--- EXERCISE BRIEF ---
Pictures do not belong in your copy. Repeat all the other data exactly.
+ + + +
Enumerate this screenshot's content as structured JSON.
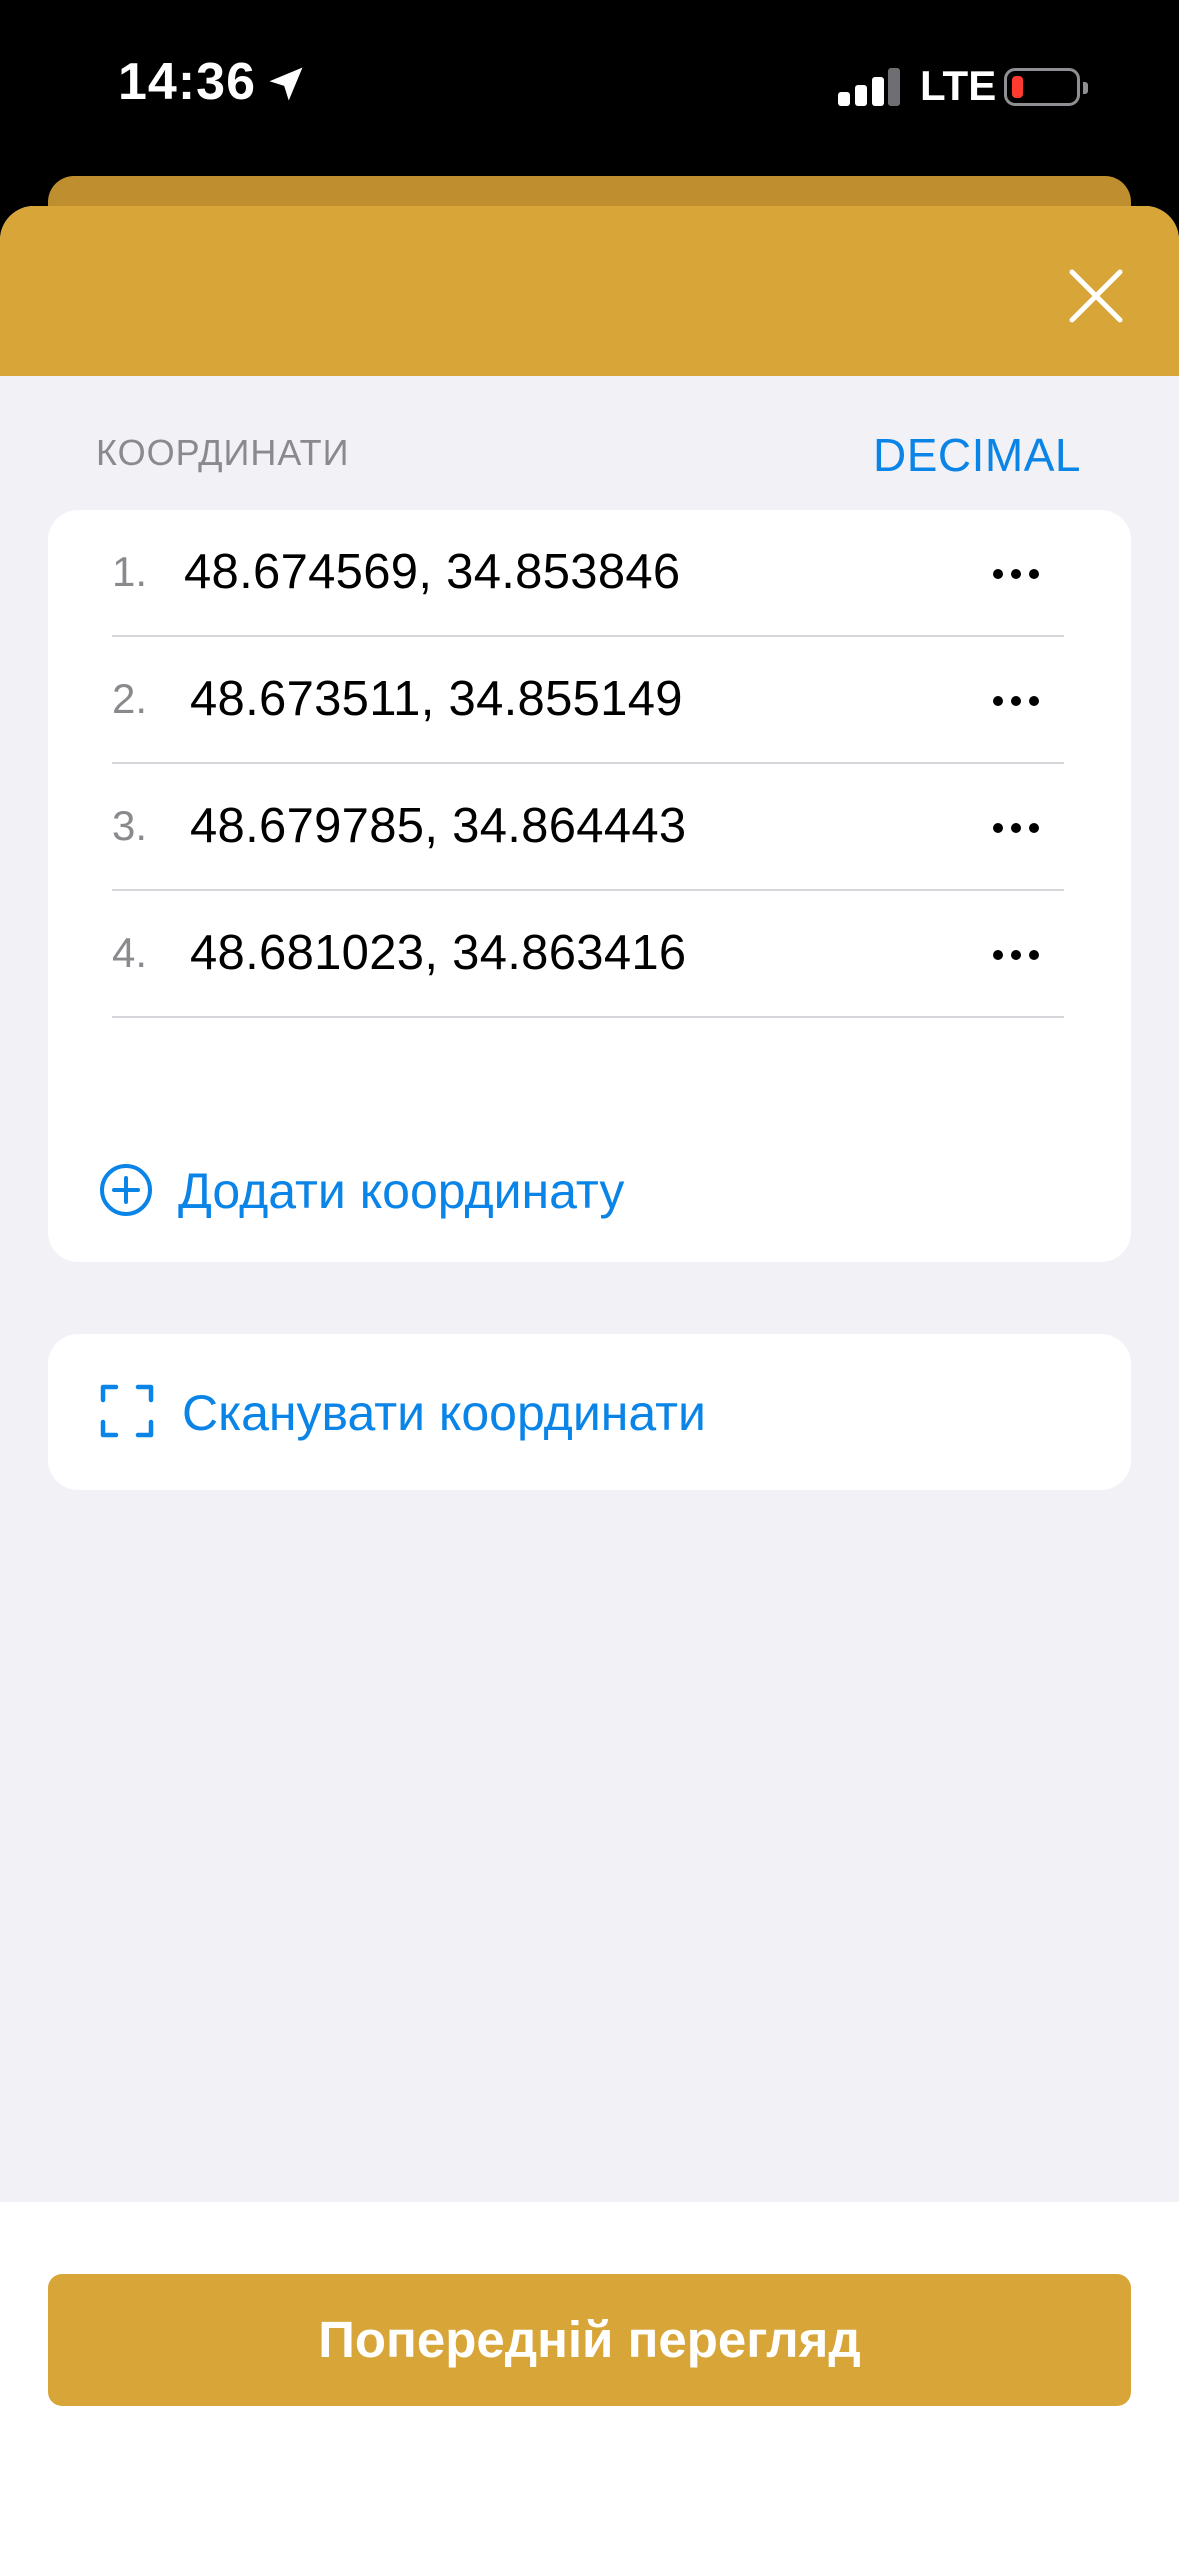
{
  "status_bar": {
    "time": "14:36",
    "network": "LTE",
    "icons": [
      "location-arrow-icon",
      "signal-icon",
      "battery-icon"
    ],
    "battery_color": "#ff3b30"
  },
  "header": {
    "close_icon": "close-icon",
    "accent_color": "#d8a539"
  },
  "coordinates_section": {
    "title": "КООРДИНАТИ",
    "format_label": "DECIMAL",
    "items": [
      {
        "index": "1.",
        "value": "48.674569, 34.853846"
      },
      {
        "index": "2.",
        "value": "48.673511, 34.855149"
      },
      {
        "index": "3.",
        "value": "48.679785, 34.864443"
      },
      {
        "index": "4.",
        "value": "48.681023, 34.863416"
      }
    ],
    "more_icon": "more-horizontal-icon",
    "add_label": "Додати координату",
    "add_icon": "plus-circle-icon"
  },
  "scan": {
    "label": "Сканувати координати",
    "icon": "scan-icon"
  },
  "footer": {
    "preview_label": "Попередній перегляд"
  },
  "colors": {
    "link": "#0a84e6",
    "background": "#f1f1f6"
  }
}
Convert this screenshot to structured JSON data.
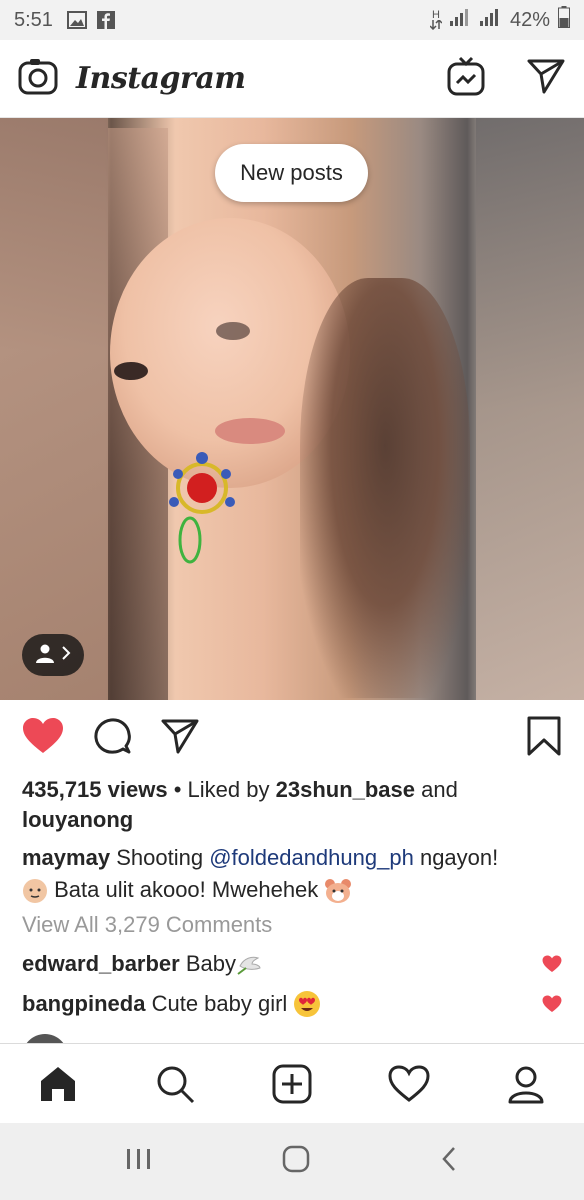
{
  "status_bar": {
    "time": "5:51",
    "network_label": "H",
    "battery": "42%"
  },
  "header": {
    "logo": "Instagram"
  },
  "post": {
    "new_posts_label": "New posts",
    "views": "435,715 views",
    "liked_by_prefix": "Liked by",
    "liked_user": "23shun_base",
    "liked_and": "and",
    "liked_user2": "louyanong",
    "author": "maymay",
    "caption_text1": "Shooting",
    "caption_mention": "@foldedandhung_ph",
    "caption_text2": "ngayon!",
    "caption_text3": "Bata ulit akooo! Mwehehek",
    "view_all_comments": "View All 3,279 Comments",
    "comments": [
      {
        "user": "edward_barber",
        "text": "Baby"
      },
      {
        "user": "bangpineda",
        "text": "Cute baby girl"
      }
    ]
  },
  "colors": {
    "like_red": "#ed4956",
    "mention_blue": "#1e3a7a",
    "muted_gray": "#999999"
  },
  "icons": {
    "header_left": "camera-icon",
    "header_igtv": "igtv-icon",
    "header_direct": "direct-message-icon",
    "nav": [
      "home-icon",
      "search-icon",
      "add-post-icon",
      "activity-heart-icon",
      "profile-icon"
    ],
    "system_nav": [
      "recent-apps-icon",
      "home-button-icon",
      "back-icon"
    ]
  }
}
+ + + +
--- RESULT OF THE TASK ---
Enumerate this screenshot's content as structured JSON.
{
  "status_bar": {
    "time": "14:36",
    "network": "LTE",
    "icons": [
      "location-arrow-icon",
      "signal-icon",
      "battery-icon"
    ],
    "battery_color": "#ff3b30"
  },
  "header": {
    "close_icon": "close-icon",
    "accent_color": "#d8a539"
  },
  "coordinates_section": {
    "title": "КООРДИНАТИ",
    "format_label": "DECIMAL",
    "items": [
      {
        "index": "1.",
        "value": "48.674569, 34.853846"
      },
      {
        "index": "2.",
        "value": "48.673511, 34.855149"
      },
      {
        "index": "3.",
        "value": "48.679785, 34.864443"
      },
      {
        "index": "4.",
        "value": "48.681023, 34.863416"
      }
    ],
    "more_icon": "more-horizontal-icon",
    "add_label": "Додати координату",
    "add_icon": "plus-circle-icon"
  },
  "scan": {
    "label": "Сканувати координати",
    "icon": "scan-icon"
  },
  "footer": {
    "preview_label": "Попередній перегляд"
  },
  "colors": {
    "link": "#0a84e6",
    "background": "#f1f1f6"
  }
}
Convert this screenshot to structured JSON data.
{
  "status_bar": {
    "time": "5:51",
    "network_label": "H",
    "battery": "42%"
  },
  "header": {
    "logo": "Instagram"
  },
  "post": {
    "new_posts_label": "New posts",
    "views": "435,715 views",
    "liked_by_prefix": "Liked by",
    "liked_user": "23shun_base",
    "liked_and": "and",
    "liked_user2": "louyanong",
    "author": "maymay",
    "caption_text1": "Shooting",
    "caption_mention": "@foldedandhung_ph",
    "caption_text2": "ngayon!",
    "caption_text3": "Bata ulit akooo! Mwehehek",
    "view_all_comments": "View All 3,279 Comments",
    "comments": [
      {
        "user": "edward_barber",
        "text": "Baby"
      },
      {
        "user": "bangpineda",
        "text": "Cute baby girl"
      }
    ]
  },
  "colors": {
    "like_red": "#ed4956",
    "mention_blue": "#1e3a7a",
    "muted_gray": "#999999"
  },
  "icons": {
    "header_left": "camera-icon",
    "header_igtv": "igtv-icon",
    "header_direct": "direct-message-icon",
    "nav": [
      "home-icon",
      "search-icon",
      "add-post-icon",
      "activity-heart-icon",
      "profile-icon"
    ],
    "system_nav": [
      "recent-apps-icon",
      "home-button-icon",
      "back-icon"
    ]
  }
}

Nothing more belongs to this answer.